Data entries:

* * * * * * *

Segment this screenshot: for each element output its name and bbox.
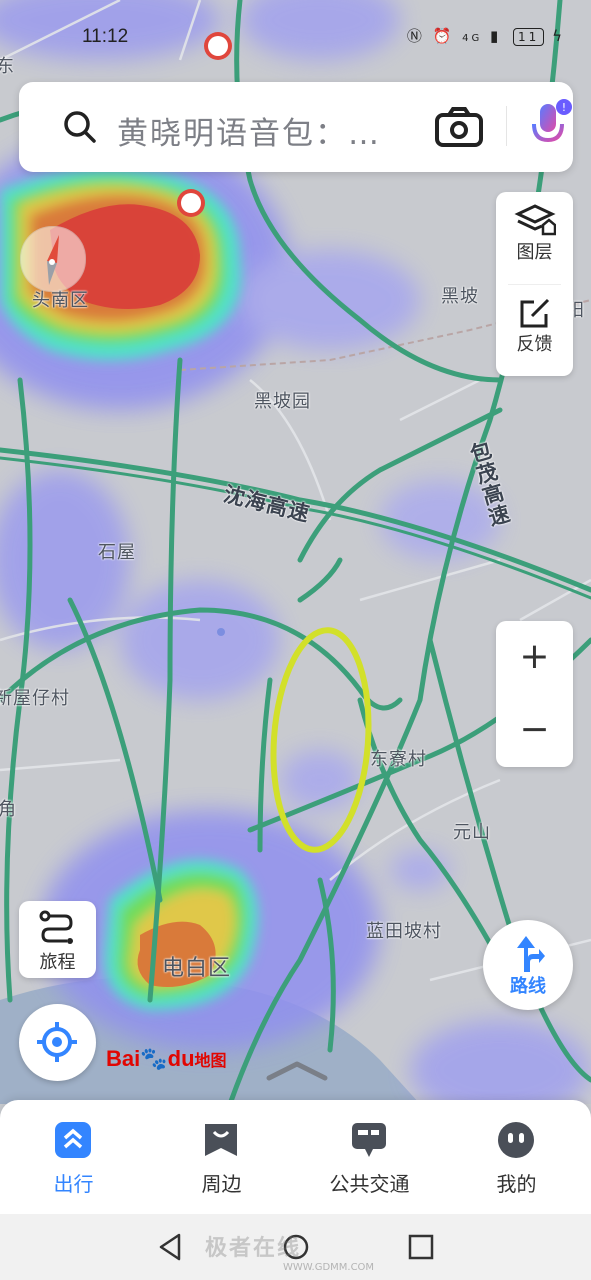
route-arrow-icon [517, 936, 545, 972]
logo-bai: Bai [106, 1046, 141, 1071]
compass-icon [47, 235, 59, 285]
alarm-icon: ⏰ [432, 27, 455, 45]
travel-icon [55, 1122, 91, 1158]
status-icons: Ⓝ ⏰ 4G ▮ 11 ϟ [407, 25, 565, 46]
map-label-edge-left: 角 [0, 799, 17, 820]
search-input[interactable]: 黄晓明语音包：… [117, 108, 422, 153]
map-tools-panel: 图层 反馈 [496, 192, 573, 376]
feedback-label: 反馈 [516, 334, 553, 355]
trip-icon [39, 910, 73, 944]
search-bar[interactable]: 黄晓明语音包：… ! [19, 82, 573, 172]
tab-travel[interactable]: 出行 [0, 1100, 147, 1214]
watermark-url: WWW.GDMM.COM [283, 1262, 375, 1273]
pull-up-handle-icon[interactable] [265, 1060, 329, 1082]
trip-label: 旅程 [39, 952, 76, 973]
layers-label: 图层 [516, 242, 553, 263]
battery-indicator: 11 [513, 28, 545, 46]
status-bar: 11:12 Ⓝ ⏰ 4G ▮ 11 ϟ [0, 0, 591, 74]
layers-icon [513, 204, 556, 236]
trip-button[interactable]: 旅程 [19, 901, 96, 978]
map-label-xinwuzai: 新屋仔村 [0, 688, 70, 709]
back-icon[interactable] [157, 1232, 183, 1262]
watermark-text: 极者在线 [205, 1236, 302, 1261]
tab-profile[interactable]: 我的 [443, 1100, 590, 1214]
map-label-shiwu: 石屋 [98, 542, 136, 563]
feedback-icon [520, 298, 549, 328]
signal-icon: ▮ [489, 27, 502, 45]
route-label: 路线 [510, 976, 546, 997]
nfc-icon: Ⓝ [406, 27, 425, 45]
network-type: 4G [462, 33, 483, 44]
search-divider [506, 106, 507, 146]
tab-travel-label: 出行 [53, 1172, 94, 1196]
locate-icon [37, 1022, 77, 1062]
tab-nearby[interactable]: 周边 [148, 1100, 295, 1214]
locate-me-button[interactable] [19, 1004, 96, 1081]
zoom-controls: + − [496, 621, 573, 767]
paw-icon: 🐾 [140, 1046, 168, 1071]
zoom-in-button[interactable]: + [496, 621, 573, 694]
charging-icon: ϟ [552, 27, 565, 45]
map-label-yuanshan: 元山 [453, 822, 491, 843]
camera-icon[interactable] [434, 106, 484, 148]
logo-du: du [167, 1046, 195, 1071]
tab-profile-label: 我的 [496, 1172, 537, 1196]
layers-button[interactable]: 图层 [496, 204, 573, 284]
panel-divider [508, 284, 561, 285]
tab-nearby-label: 周边 [201, 1172, 242, 1196]
microphone-icon[interactable]: ! [526, 98, 574, 154]
profile-icon [498, 1122, 534, 1158]
tab-public-transit-label: 公共交通 [329, 1172, 410, 1196]
tab-public-transit[interactable]: 公共交通 [296, 1100, 443, 1214]
bottom-navigation: 出行 周边 公共交通 我的 [0, 1100, 591, 1214]
zoom-out-button[interactable]: − [496, 694, 573, 767]
nearby-icon [205, 1124, 237, 1156]
map-label-dongliao: 东寮村 [370, 749, 427, 770]
compass-button[interactable] [20, 226, 86, 292]
feedback-button[interactable]: 反馈 [496, 296, 573, 372]
map-label-heipoyuan: 黑坡园 [254, 391, 311, 412]
map-label-district-bottom: 电白区 [162, 956, 232, 981]
status-time: 11:12 [82, 26, 129, 47]
svg-text:!: ! [562, 101, 566, 114]
recents-icon[interactable] [408, 1234, 434, 1260]
map-label-lantianpo: 蓝田坡村 [366, 921, 442, 942]
baidu-map-logo: Bai🐾du地图 [106, 1046, 227, 1072]
route-button[interactable]: 路线 [483, 920, 573, 1010]
logo-suffix: 地图 [194, 1053, 227, 1070]
bus-icon [352, 1123, 386, 1157]
search-icon [64, 111, 96, 143]
map-label-heipo: 黑坡 [441, 286, 479, 307]
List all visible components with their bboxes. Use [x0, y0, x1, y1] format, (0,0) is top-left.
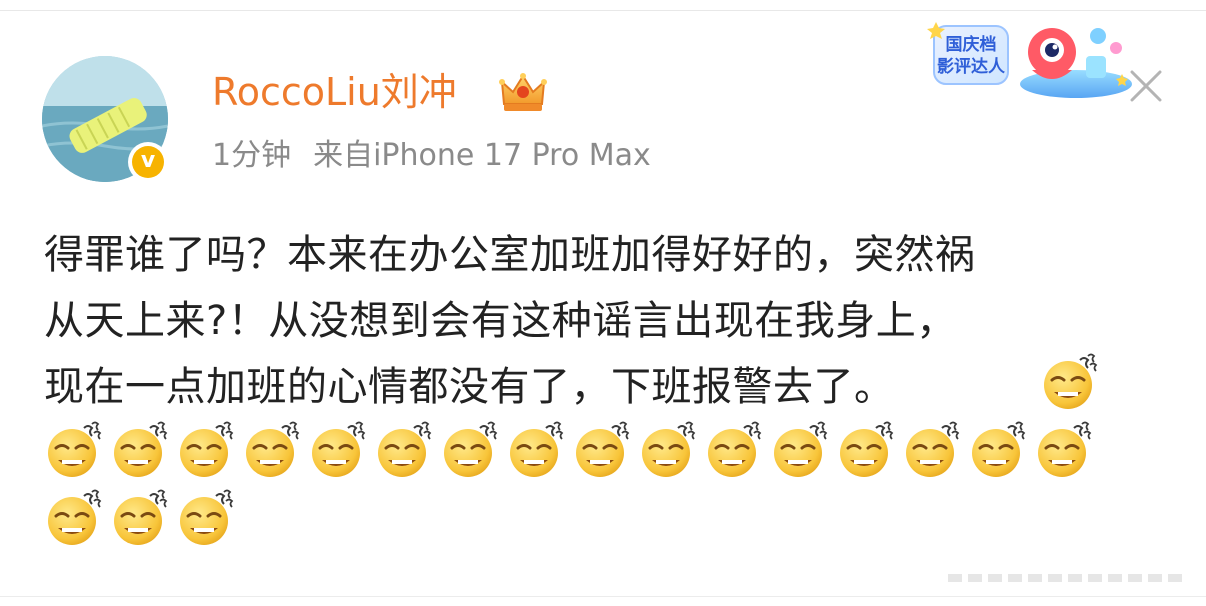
doge-sweat-emoji	[770, 420, 830, 480]
doge-sweat-emoji	[1040, 352, 1100, 412]
movie-review-badge[interactable]: 国庆档 影评达人	[926, 14, 1136, 104]
doge-sweat-emoji	[374, 420, 434, 480]
crown-icon	[499, 73, 547, 111]
doge-sweat-emoji	[902, 420, 962, 480]
bottom-divider	[0, 596, 1206, 597]
doge-sweat-emoji	[638, 420, 698, 480]
post-text-line: 得罪谁了吗？本来在办公室加班加得好好的，突然祸	[44, 232, 976, 278]
emoji-row	[44, 420, 1094, 480]
post-source[interactable]: 来自iPhone 17 Pro Max	[313, 138, 651, 173]
badge-label-2: 影评达人	[937, 56, 1006, 76]
post-text: 得罪谁了吗？本来在办公室加班加得好好的，突然祸 从天上来?！从没想到会有这种谣言…	[44, 222, 1164, 420]
close-icon[interactable]	[1126, 66, 1166, 106]
watermark	[948, 574, 1182, 582]
post-meta: 1分钟 来自iPhone 17 Pro Max	[212, 135, 651, 177]
doge-sweat-emoji	[440, 420, 500, 480]
doge-sweat-emoji	[704, 420, 764, 480]
post-text-line: 现在一点加班的心情都没有了，下班报警去了。	[44, 364, 895, 410]
doge-sweat-emoji	[968, 420, 1028, 480]
verified-badge: v	[128, 142, 168, 182]
doge-sweat-emoji	[110, 420, 170, 480]
badge-label-1: 国庆档	[946, 34, 997, 54]
doge-sweat-emoji	[44, 488, 104, 548]
doge-sweat-emoji	[110, 488, 170, 548]
doge-sweat-emoji	[176, 420, 236, 480]
post-time: 1分钟	[212, 138, 292, 173]
doge-sweat-emoji	[308, 420, 368, 480]
doge-sweat-emoji	[242, 420, 302, 480]
username[interactable]: RoccoLiu刘冲	[212, 67, 457, 117]
doge-sweat-emoji	[1034, 420, 1094, 480]
doge-sweat-emoji	[176, 488, 236, 548]
doge-sweat-emoji	[572, 420, 632, 480]
doge-sweat-emoji	[836, 420, 896, 480]
verified-icon: v	[132, 146, 164, 178]
doge-sweat-emoji	[506, 420, 566, 480]
doge-sweat-emoji	[44, 420, 104, 480]
emoji-row	[44, 488, 236, 548]
post-text-line: 从天上来?！从没想到会有这种谣言出现在我身上，	[44, 298, 957, 344]
top-divider	[0, 10, 1206, 11]
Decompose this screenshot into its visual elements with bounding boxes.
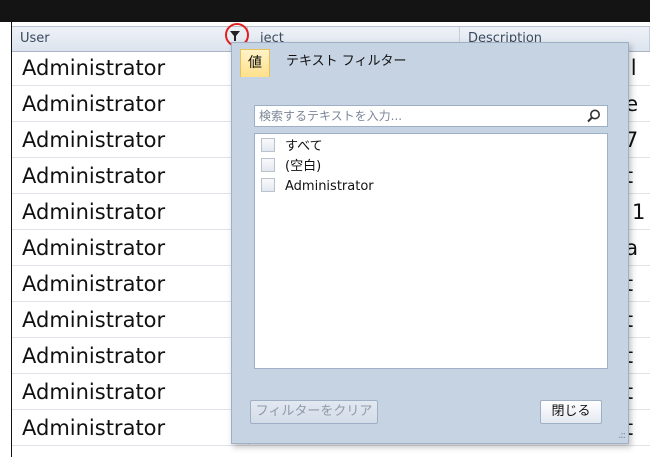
user-cell: Administrator	[22, 92, 166, 116]
tab-values[interactable]: 値	[240, 49, 270, 77]
list-item-label: (空白)	[285, 159, 322, 174]
clear-filter-button[interactable]: フィルターをクリア	[250, 400, 378, 424]
search-icon[interactable]	[586, 108, 602, 124]
user-cell: Administrator	[22, 200, 166, 224]
user-cell: Administrator	[22, 308, 166, 332]
filter-popup: 値 テキスト フィルター すべて (空白) Administrator フィルタ…	[231, 42, 629, 444]
list-item-blank[interactable]: (空白)	[261, 158, 321, 176]
user-cell: Administrator	[22, 128, 166, 152]
user-cell: Administrator	[22, 164, 166, 188]
checkbox[interactable]	[261, 158, 275, 172]
user-cell: Administrator	[22, 236, 166, 260]
close-button[interactable]: 閉じる	[540, 400, 602, 424]
left-edge	[0, 22, 12, 457]
user-cell: Administrator	[22, 344, 166, 368]
tab-text-filter[interactable]: テキスト フィルター	[286, 49, 406, 77]
column-header-user[interactable]: User	[12, 27, 248, 51]
search-box	[254, 105, 608, 127]
window-top-bar	[0, 0, 650, 22]
filter-values-list: すべて (空白) Administrator	[254, 133, 608, 369]
user-cell: Administrator	[22, 416, 166, 440]
list-item-all[interactable]: すべて	[261, 138, 323, 156]
search-input[interactable]	[259, 106, 579, 126]
list-item-administrator[interactable]: Administrator	[261, 178, 374, 196]
checkbox[interactable]	[261, 178, 275, 192]
user-cell: Administrator	[22, 380, 166, 404]
list-item-label: すべて	[285, 139, 323, 154]
user-cell: Administrator	[22, 56, 166, 80]
user-cell: Administrator	[22, 272, 166, 296]
list-item-label: Administrator	[285, 179, 374, 194]
resize-grip-icon[interactable]: .::	[618, 430, 626, 441]
checkbox[interactable]	[261, 138, 275, 152]
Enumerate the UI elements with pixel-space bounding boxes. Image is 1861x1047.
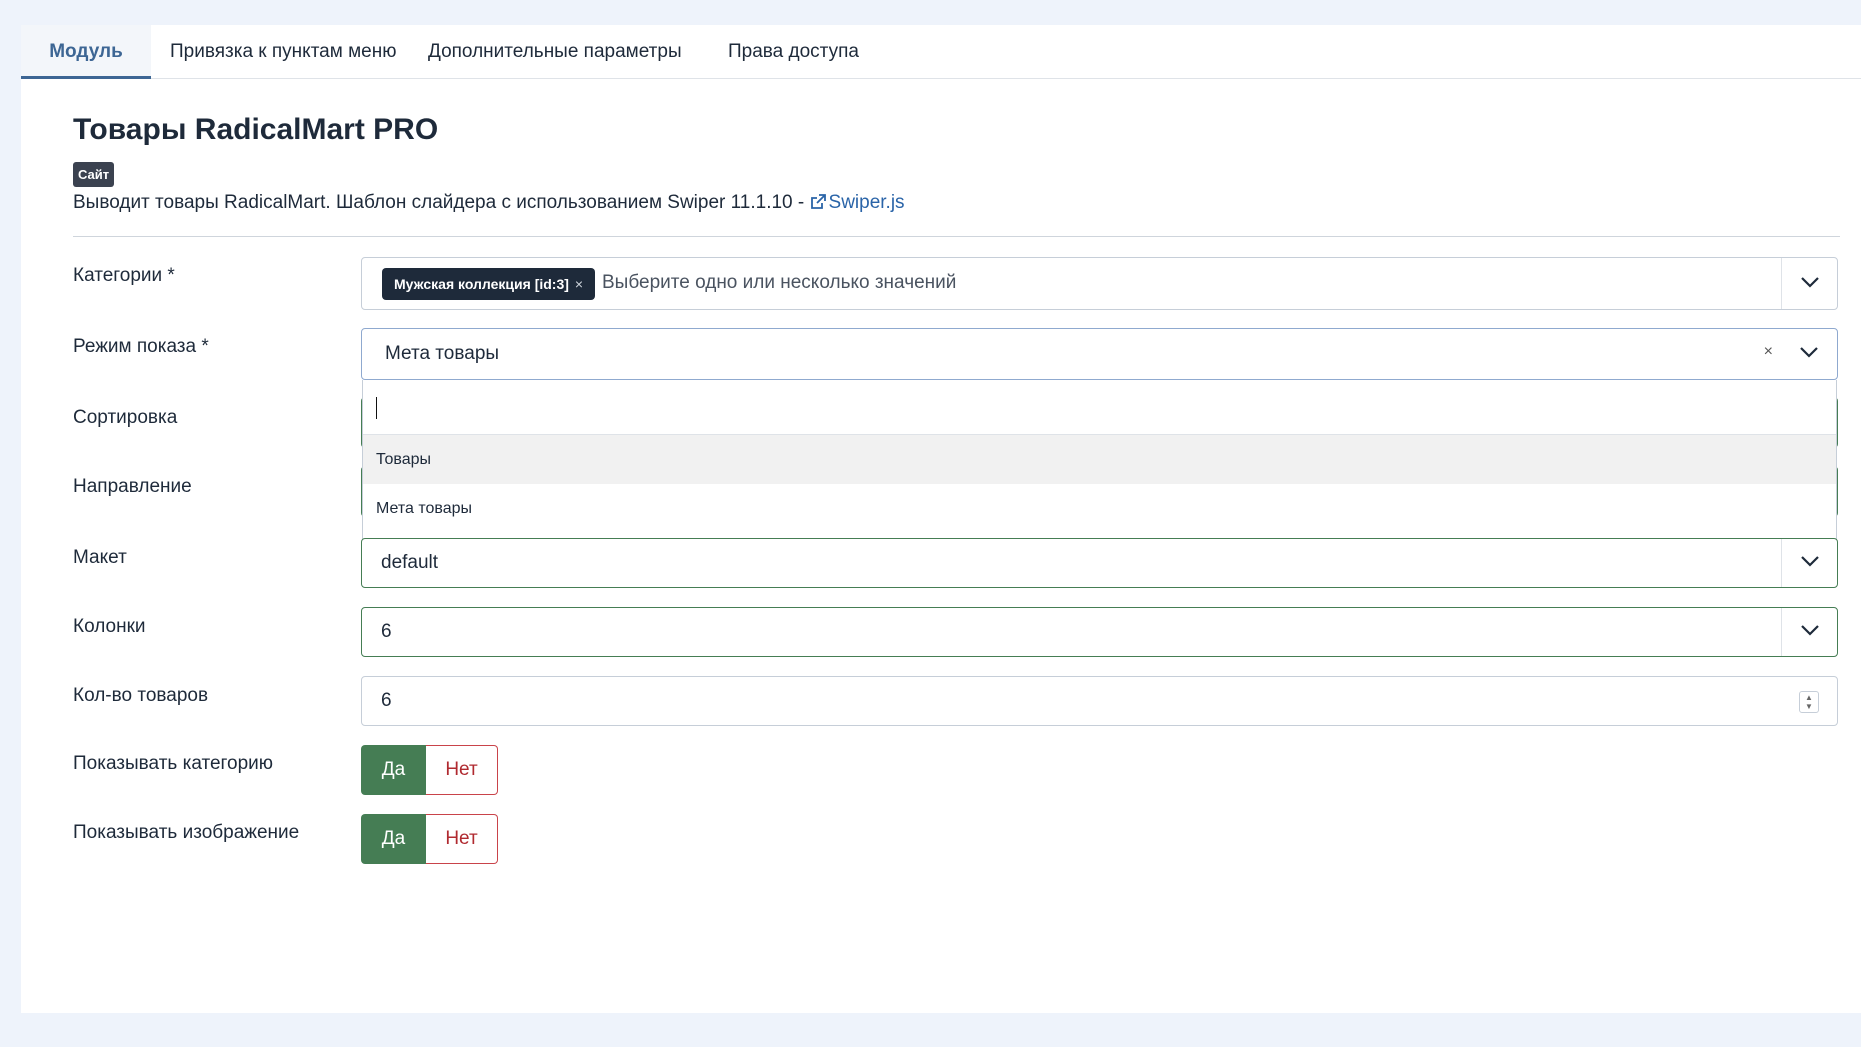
- columns-label: Колонки: [73, 616, 146, 637]
- description-text: Выводит товары RadicalMart. Шаблон слайд…: [73, 192, 810, 213]
- chevron-down-icon: [1800, 623, 1819, 641]
- divider: [73, 236, 1840, 237]
- swiper-link[interactable]: Swiper.js: [810, 192, 905, 213]
- module-description: Выводит товары RadicalMart. Шаблон слайд…: [73, 192, 905, 216]
- mode-toggle[interactable]: [1781, 329, 1837, 379]
- site-badge: Сайт: [73, 162, 115, 187]
- layout-toggle[interactable]: [1781, 539, 1837, 587]
- show-image-yes[interactable]: Да: [361, 814, 426, 864]
- columns-select[interactable]: 6: [361, 607, 1838, 657]
- direction-label: Направление: [73, 476, 192, 497]
- tab-menu-assignment[interactable]: Привязка к пунктам меню: [170, 25, 396, 79]
- count-input[interactable]: 6 ▲ ▼: [361, 676, 1838, 726]
- module-edit-card: Модуль Привязка к пунктам меню Дополните…: [21, 25, 1861, 1013]
- show-category-no[interactable]: Нет: [426, 745, 498, 795]
- mode-dropdown: Товары Мета товары: [362, 380, 1837, 556]
- tab-module[interactable]: Модуль: [21, 25, 151, 79]
- tab-permissions[interactable]: Права доступа: [728, 25, 859, 79]
- show-category-toggle: Да Нет: [361, 745, 498, 795]
- layout-value: default: [381, 552, 439, 573]
- count-label: Кол-во товаров: [73, 685, 209, 706]
- chevron-down-icon: [1800, 275, 1819, 293]
- chevron-down-icon: [1800, 345, 1818, 363]
- categories-select[interactable]: Мужская коллекция [id:3] × Выберите одно …: [361, 257, 1838, 310]
- external-link-icon: [810, 194, 826, 216]
- number-spinner[interactable]: ▲ ▼: [1799, 691, 1819, 713]
- dropdown-option-meta-products[interactable]: Мета товары: [363, 484, 1836, 533]
- chip-remove-icon[interactable]: ×: [575, 276, 583, 292]
- layout-label: Макет: [73, 547, 127, 568]
- page-title: Товары RadicalMart PRO: [73, 113, 439, 146]
- categories-toggle[interactable]: [1781, 258, 1837, 309]
- categories-placeholder: Выберите одно или несколько значений: [602, 272, 957, 293]
- text-cursor: [376, 397, 377, 419]
- mode-label: Режим показа *: [73, 336, 209, 357]
- show-image-label: Показывать изображение: [73, 822, 300, 843]
- mode-value: Мета товары: [385, 343, 500, 364]
- chevron-up-icon: ▲: [1805, 693, 1813, 702]
- swiper-link-text: Swiper.js: [828, 192, 905, 213]
- show-image-toggle: Да Нет: [361, 814, 498, 864]
- show-image-no[interactable]: Нет: [426, 814, 498, 864]
- mode-select[interactable]: Мета товары ×: [361, 328, 1838, 380]
- categories-label: Категории *: [73, 265, 175, 286]
- chevron-down-icon: [1800, 554, 1819, 572]
- show-category-yes[interactable]: Да: [361, 745, 426, 795]
- columns-toggle[interactable]: [1781, 608, 1837, 656]
- dropdown-search-input[interactable]: [363, 380, 1836, 435]
- dropdown-option-products[interactable]: Товары: [363, 435, 1836, 484]
- count-value: 6: [381, 690, 392, 711]
- show-category-label: Показывать категорию: [73, 753, 274, 774]
- columns-value: 6: [381, 621, 392, 642]
- clear-icon[interactable]: ×: [1764, 343, 1773, 361]
- layout-select[interactable]: default: [361, 538, 1838, 588]
- tab-bar: Модуль Привязка к пунктам меню Дополните…: [21, 25, 1861, 79]
- chevron-down-icon: ▼: [1805, 702, 1813, 711]
- tab-advanced[interactable]: Дополнительные параметры: [428, 25, 682, 79]
- category-chip-label: Мужская коллекция [id:3]: [394, 276, 569, 292]
- category-chip: Мужская коллекция [id:3] ×: [382, 268, 596, 300]
- sort-label: Сортировка: [73, 407, 178, 428]
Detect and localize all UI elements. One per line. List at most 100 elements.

* * * * * * *

Task directions: Extract each line of the data above that contains the string "travel", treating the match as case-sensitive.

Completed exercise:
travel-icon [55, 1122, 91, 1158]
tab-travel[interactable]: 出行 [0, 1100, 147, 1214]
tab-travel-label: 出行 [53, 1172, 94, 1196]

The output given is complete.